begin Input

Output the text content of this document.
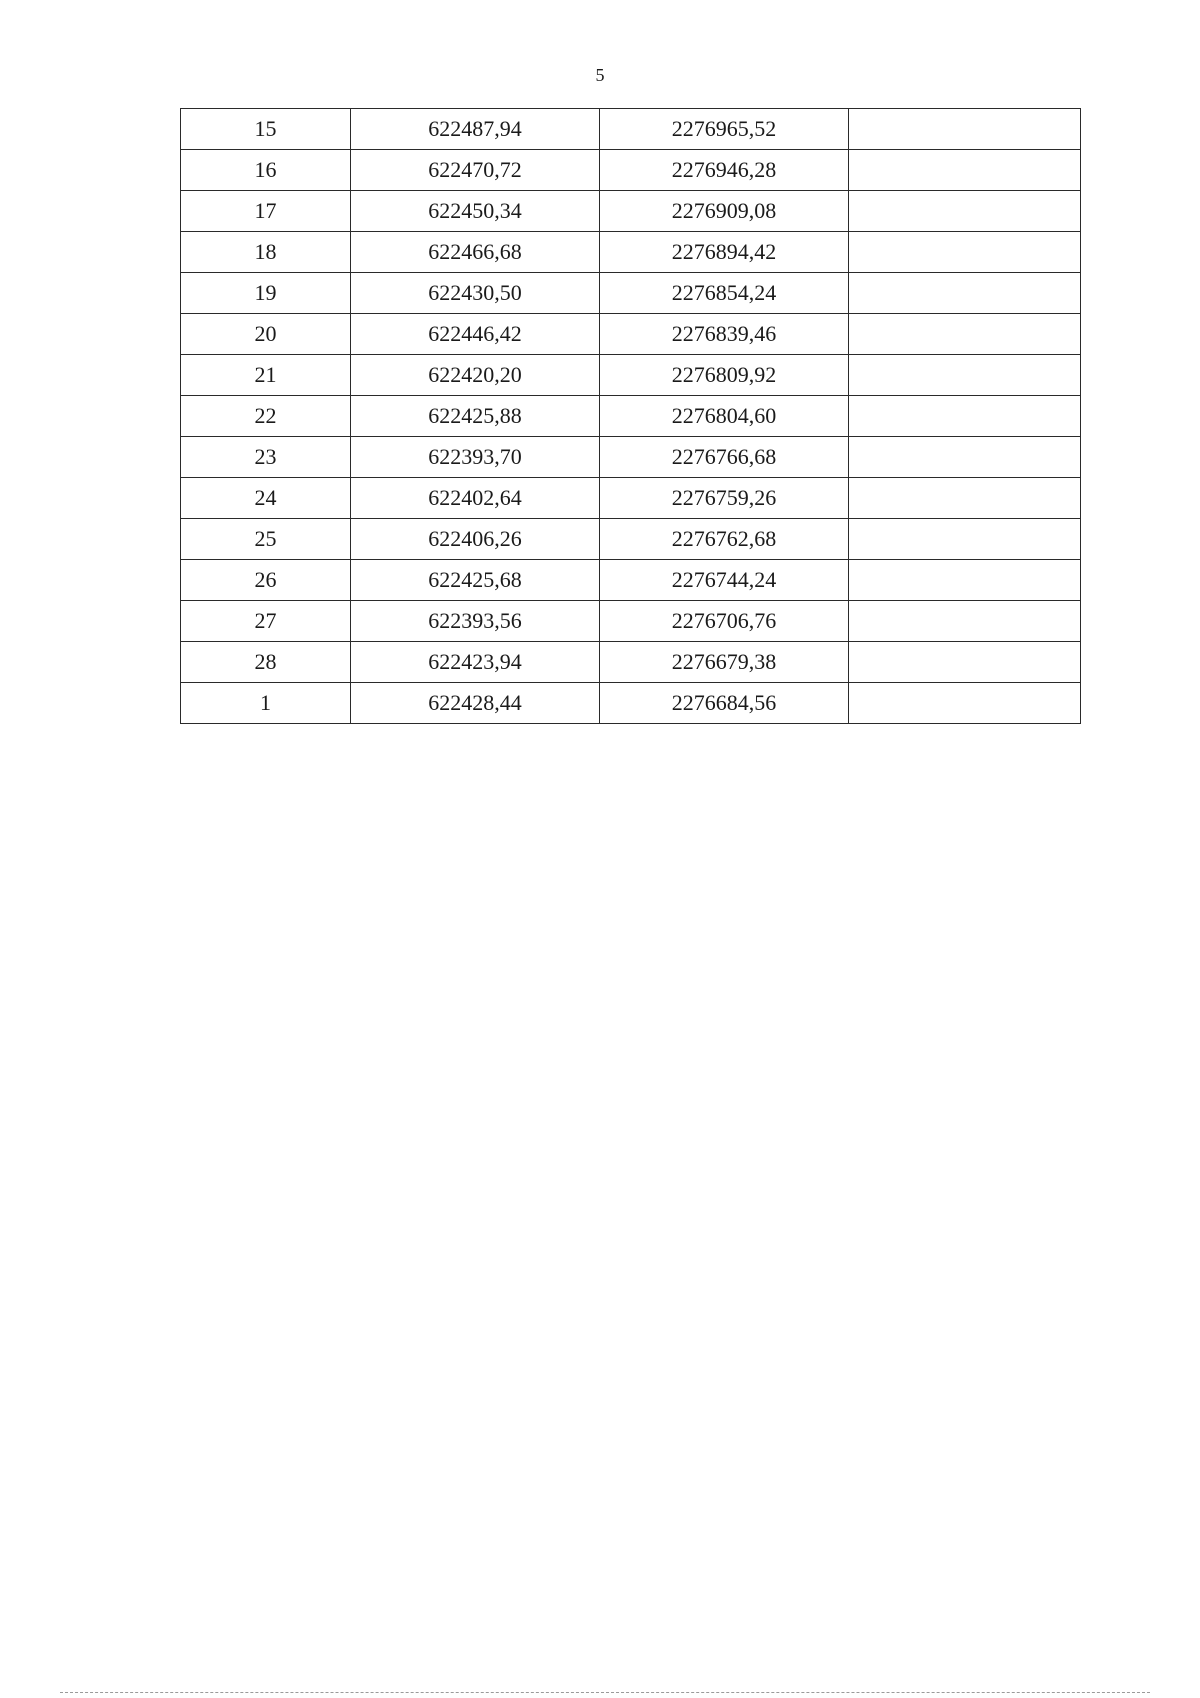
5
15	622487,94	2276965,52	
16	622470,72	2276946,28	
17	622450,34	2276909,08	
18	622466,68	2276894,42	
19	622430,50	2276854,24	
20	622446,42	2276839,46	
21	622420,20	2276809,92	
22	622425,88	2276804,60	
23	622393,70	2276766,68	
24	622402,64	2276759,26	
25	622406,26	2276762,68	
26	622425,68	2276744,24	
27	622393,56	2276706,76	
28	622423,94	2276679,38	
1	622428,44	2276684,56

end Input

▶ [What is expected]:
Would you return the data exactly as written, without the pictures?

▶ [Full answer]:
Output the text content of this document.
5
15	622487,94	2276965,52	
16	622470,72	2276946,28	
17	622450,34	2276909,08	
18	622466,68	2276894,42	
19	622430,50	2276854,24	
20	622446,42	2276839,46	
21	622420,20	2276809,92	
22	622425,88	2276804,60	
23	622393,70	2276766,68	
24	622402,64	2276759,26	
25	622406,26	2276762,68	
26	622425,68	2276744,24	
27	622393,56	2276706,76	
28	622423,94	2276679,38	
1	622428,44	2276684,56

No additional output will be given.